Lista de tareas:
a) Según el fragmento, ¿qué necesita el pensamiento racional?
b) Imprime el fragmento desde "Imaginemos un alma" hasta "de las evidencias.", ambos incluidos.

Fragmento para leer:

Imaginemos un alma por sí solo en un mundo ideático, vagando y cayendo nuevamente al mundo que conocemos por los sentidos, el sensible. Suena bien esta idea, pero es una teoría muy difícil de justificar con evidencias empíricas, te ves obligado a recurrir a elementos o afirmaciones dogmáticas, como lo son la existencia de otro mundo, además del terrenal o la idea de la reencarnación. Aquí entraríamos en materia religiosa y solo la fe nos puede ayudar a aceptar este tipo de axiomas; sin embargo, habíamos convenido que la Filosofía es una disciplina racional y el pensamiento racional no puede dejarse llevar por este tipo de místicas o mitificaciones, necesita de la argumentación y de las evidencias.

Datos de comprensión de documentos:
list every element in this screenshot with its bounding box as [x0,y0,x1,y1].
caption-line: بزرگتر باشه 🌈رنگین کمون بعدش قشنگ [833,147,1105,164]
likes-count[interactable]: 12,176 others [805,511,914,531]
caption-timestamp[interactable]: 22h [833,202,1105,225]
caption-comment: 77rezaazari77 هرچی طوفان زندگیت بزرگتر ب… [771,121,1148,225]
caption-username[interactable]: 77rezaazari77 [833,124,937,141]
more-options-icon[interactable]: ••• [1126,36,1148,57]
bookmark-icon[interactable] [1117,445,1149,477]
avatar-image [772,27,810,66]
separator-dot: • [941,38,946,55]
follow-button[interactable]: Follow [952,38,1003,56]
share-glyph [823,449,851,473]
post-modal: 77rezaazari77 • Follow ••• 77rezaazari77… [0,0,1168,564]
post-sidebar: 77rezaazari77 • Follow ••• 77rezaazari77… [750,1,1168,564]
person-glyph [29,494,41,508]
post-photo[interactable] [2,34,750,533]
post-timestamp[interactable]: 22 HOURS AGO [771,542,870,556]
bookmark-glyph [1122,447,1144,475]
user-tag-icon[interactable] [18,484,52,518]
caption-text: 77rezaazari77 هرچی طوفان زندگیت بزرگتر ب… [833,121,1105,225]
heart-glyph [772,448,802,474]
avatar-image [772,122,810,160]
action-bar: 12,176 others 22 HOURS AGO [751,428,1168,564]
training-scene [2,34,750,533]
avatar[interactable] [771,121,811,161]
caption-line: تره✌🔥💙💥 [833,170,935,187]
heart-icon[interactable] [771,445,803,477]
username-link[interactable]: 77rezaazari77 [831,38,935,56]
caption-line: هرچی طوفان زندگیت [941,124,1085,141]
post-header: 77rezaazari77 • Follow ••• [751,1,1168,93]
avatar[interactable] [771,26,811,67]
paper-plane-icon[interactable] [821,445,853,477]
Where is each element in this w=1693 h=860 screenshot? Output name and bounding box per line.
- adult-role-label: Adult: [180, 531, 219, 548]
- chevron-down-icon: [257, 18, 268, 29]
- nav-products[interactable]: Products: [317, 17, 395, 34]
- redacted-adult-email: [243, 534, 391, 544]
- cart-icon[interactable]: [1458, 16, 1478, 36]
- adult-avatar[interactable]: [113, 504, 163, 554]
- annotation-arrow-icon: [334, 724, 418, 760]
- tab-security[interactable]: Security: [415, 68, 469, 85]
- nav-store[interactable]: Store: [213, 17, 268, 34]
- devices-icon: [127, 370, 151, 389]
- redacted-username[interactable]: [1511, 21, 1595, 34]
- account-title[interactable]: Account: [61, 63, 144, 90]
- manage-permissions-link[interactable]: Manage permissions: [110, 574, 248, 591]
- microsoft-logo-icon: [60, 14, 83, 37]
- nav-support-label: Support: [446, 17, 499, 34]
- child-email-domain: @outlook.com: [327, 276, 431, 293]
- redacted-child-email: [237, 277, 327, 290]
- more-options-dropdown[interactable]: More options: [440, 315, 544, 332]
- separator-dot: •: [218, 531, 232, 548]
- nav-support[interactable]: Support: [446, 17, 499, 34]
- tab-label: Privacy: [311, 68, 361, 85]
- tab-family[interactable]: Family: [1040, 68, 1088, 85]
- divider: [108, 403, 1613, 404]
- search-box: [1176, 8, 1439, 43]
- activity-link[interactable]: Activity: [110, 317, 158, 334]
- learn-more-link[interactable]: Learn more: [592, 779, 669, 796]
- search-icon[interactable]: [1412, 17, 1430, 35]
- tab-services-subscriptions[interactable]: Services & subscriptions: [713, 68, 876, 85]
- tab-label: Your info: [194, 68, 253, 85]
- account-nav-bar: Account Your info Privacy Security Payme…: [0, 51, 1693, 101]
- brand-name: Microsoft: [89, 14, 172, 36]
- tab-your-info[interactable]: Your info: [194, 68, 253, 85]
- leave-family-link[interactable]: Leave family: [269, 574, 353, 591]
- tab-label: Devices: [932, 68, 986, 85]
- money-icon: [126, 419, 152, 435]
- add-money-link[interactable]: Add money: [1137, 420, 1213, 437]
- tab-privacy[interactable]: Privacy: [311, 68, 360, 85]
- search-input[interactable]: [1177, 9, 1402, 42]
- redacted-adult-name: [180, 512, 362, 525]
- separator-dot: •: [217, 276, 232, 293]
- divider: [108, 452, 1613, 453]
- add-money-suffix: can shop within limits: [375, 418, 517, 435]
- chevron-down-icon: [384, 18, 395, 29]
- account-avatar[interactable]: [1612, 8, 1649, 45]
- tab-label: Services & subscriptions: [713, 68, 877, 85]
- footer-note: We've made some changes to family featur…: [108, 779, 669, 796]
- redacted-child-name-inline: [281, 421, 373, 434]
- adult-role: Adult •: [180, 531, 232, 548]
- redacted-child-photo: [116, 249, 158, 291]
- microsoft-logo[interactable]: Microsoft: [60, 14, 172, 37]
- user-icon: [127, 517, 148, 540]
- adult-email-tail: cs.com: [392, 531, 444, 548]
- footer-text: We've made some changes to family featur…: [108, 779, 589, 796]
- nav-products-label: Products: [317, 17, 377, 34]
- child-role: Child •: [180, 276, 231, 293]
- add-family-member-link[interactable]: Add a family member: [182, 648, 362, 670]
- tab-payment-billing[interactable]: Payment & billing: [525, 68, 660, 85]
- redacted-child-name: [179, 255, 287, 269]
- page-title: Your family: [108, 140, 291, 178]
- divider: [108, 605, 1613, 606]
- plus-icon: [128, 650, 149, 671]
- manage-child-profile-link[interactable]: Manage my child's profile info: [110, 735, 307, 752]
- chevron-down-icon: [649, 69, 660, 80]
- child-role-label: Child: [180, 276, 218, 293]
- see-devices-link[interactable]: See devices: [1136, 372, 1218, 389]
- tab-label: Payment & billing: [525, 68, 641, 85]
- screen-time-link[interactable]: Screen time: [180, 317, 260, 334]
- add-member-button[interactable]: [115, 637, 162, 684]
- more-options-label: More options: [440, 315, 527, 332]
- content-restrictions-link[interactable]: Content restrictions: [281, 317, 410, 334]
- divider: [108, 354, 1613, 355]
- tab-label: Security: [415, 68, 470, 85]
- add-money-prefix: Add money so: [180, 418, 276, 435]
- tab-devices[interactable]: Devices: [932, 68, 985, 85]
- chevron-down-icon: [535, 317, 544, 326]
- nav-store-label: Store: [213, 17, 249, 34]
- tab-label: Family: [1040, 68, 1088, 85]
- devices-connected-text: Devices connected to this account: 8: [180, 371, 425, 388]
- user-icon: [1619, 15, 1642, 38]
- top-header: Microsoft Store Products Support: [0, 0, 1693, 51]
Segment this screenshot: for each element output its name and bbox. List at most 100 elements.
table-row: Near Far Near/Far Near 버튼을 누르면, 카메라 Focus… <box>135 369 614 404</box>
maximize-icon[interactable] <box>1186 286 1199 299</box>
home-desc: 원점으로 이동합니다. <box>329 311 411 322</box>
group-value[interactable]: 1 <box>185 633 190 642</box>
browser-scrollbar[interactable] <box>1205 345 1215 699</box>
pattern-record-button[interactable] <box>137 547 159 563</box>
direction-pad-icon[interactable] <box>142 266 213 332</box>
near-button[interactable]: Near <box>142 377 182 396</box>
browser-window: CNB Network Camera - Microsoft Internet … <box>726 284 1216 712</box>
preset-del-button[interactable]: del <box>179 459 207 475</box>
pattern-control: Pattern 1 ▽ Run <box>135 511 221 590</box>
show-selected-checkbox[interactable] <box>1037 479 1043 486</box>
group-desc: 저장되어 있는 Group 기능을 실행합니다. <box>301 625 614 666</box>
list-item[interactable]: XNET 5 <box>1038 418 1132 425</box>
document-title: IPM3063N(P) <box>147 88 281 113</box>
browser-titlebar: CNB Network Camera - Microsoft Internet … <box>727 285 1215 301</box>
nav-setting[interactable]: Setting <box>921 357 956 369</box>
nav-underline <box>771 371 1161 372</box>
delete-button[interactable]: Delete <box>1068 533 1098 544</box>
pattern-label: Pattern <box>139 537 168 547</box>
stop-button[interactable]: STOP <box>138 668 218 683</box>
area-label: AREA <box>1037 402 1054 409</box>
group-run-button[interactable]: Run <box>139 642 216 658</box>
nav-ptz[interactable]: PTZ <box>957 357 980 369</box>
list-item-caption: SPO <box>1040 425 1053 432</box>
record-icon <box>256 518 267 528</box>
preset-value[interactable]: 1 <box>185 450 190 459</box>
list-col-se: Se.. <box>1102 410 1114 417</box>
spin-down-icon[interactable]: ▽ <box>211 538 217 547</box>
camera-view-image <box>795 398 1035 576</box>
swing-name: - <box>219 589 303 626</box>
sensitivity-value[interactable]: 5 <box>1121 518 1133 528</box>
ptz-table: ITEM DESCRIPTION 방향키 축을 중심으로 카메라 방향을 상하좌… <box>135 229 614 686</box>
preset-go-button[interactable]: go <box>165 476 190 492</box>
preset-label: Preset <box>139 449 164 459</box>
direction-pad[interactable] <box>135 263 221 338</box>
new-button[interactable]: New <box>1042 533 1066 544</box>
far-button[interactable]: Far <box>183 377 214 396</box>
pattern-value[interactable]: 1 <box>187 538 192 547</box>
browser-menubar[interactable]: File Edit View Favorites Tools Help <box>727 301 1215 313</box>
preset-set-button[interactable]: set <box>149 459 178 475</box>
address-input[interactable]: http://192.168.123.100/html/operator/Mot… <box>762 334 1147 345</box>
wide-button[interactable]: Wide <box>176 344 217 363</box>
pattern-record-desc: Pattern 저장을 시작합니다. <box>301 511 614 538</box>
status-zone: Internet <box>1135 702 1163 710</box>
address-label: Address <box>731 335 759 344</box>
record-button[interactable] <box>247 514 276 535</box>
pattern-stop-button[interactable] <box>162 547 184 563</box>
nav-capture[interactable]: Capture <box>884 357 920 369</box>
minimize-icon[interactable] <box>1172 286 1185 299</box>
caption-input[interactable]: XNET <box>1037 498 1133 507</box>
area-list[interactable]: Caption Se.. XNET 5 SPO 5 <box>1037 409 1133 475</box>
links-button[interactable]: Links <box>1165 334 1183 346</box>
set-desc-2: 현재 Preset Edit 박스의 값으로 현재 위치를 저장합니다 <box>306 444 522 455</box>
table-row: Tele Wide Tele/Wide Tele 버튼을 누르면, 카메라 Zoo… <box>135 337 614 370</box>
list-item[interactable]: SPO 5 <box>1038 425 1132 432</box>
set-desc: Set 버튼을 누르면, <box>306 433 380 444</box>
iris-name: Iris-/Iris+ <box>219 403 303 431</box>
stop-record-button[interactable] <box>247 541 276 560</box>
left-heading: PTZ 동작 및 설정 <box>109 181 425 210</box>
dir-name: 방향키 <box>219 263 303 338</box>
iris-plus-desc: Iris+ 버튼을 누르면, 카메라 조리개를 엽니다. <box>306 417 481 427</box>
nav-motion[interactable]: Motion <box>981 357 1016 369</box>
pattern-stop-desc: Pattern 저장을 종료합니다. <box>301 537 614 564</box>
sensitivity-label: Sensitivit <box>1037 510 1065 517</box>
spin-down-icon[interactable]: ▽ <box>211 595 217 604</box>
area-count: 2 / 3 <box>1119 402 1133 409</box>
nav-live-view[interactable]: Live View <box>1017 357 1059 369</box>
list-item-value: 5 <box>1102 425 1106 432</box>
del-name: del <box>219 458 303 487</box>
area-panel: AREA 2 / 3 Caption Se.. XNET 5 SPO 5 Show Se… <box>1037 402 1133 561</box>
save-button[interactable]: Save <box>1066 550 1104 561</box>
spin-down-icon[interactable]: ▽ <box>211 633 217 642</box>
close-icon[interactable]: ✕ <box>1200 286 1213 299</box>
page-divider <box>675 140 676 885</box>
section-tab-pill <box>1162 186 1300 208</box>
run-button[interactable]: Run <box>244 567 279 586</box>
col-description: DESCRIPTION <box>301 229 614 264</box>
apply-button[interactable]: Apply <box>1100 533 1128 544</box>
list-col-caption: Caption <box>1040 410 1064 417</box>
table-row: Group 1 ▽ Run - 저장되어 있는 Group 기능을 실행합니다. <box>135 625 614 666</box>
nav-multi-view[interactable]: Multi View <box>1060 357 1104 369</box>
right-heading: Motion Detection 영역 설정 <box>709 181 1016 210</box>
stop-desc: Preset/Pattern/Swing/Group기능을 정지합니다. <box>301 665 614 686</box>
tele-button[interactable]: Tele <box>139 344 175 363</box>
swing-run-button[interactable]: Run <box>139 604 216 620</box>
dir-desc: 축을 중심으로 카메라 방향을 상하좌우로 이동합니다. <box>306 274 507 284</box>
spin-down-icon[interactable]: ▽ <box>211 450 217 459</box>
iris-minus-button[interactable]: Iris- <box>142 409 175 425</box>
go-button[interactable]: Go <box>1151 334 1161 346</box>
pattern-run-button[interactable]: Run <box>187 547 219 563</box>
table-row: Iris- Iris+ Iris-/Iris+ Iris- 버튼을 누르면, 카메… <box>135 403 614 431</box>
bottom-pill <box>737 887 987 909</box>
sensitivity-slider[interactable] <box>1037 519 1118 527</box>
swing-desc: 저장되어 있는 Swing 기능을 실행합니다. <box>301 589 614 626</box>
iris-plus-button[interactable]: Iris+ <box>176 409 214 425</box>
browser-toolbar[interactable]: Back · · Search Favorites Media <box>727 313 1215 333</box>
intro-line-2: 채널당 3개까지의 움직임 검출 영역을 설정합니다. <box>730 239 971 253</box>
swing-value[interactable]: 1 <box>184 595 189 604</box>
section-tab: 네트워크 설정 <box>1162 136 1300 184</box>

Soluciones de ejercicios:
a) Necesita de la argumentación y de las evidencias.

b)
Imaginemos un alma por sí solo en un mundo ideático, vagando y cayendo nuevamente al mundo que conocemos por los sentidos, el sensible. Suena bien esta idea, pero es una teoría muy difícil de justificar con evidencias empíricas, te ves obligado a recurrir a elementos o afirmaciones dogmáticas, como lo son la existencia de otro mundo, además del terrenal o la idea de la reencarnación. Aquí entraríamos en materia religiosa y solo la fe nos puede ayudar a aceptar este tipo de axiomas; sin embargo, habíamos convenido que la Filosofía es una disciplina racional y el pensamiento racional no puede dejarse llevar por este tipo de místicas o mitificaciones, necesita de la argumentación y de las evidencias.